(Page element annotations)
* begin *

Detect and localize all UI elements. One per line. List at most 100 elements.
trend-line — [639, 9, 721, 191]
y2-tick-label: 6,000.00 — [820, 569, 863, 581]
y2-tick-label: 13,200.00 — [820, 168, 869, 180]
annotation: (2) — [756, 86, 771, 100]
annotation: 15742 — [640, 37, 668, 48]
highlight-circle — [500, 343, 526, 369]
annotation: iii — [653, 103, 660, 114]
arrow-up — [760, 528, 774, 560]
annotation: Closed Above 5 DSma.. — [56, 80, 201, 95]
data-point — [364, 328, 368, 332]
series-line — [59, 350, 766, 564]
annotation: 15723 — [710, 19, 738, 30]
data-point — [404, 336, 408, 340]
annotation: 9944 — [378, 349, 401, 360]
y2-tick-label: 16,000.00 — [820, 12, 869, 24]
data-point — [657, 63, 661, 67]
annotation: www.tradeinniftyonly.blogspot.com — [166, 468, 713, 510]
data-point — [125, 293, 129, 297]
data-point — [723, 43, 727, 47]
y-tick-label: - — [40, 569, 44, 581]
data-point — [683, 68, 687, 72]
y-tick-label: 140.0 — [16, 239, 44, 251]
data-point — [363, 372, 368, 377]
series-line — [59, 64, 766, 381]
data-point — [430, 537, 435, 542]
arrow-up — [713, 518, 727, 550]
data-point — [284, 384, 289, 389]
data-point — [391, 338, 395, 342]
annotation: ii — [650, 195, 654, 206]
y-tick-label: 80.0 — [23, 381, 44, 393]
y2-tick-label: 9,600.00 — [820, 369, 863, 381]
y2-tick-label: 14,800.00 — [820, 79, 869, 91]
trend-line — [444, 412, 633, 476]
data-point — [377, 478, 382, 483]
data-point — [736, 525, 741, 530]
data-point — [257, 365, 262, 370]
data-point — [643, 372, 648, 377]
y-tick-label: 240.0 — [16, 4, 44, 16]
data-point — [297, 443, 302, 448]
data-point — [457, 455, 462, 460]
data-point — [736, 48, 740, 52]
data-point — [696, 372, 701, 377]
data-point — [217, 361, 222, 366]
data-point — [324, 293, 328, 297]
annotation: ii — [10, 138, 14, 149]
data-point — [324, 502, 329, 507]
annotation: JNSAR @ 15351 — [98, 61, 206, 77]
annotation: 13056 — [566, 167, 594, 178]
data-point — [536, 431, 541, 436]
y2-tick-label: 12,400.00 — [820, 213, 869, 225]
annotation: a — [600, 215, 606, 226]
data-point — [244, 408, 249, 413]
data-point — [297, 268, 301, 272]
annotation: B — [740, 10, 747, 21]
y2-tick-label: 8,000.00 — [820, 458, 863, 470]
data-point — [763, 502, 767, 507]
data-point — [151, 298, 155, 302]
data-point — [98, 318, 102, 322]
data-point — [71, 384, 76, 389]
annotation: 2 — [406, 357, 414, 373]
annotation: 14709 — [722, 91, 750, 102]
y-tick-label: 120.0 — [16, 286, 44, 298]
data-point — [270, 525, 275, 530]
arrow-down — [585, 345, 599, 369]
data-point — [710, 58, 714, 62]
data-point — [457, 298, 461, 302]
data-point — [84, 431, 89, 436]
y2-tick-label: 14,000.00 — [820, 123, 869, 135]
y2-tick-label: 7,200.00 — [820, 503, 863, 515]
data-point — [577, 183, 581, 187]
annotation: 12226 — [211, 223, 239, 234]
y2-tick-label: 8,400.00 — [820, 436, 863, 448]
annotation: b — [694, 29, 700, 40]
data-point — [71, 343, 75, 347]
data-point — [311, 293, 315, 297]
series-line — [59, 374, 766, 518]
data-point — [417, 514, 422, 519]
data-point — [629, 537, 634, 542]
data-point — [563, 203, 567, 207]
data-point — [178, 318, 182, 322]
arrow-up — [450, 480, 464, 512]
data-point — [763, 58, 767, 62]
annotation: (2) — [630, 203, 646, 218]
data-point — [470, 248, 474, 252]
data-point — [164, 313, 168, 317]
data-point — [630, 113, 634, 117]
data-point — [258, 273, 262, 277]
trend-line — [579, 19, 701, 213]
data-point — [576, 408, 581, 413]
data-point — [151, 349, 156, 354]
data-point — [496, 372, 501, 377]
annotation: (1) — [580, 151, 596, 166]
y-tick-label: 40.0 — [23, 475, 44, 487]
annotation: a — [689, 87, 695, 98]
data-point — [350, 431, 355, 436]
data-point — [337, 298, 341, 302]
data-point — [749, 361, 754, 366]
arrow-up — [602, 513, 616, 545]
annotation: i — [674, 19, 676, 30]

* end *

#### What to work on:
Identify each line in the data above that contains the string "series", with case taken into account, and copy every such line in full.

#### Worked solution:
series-line — [59, 350, 766, 564]
series-line — [59, 64, 766, 381]
series-line — [59, 374, 766, 518]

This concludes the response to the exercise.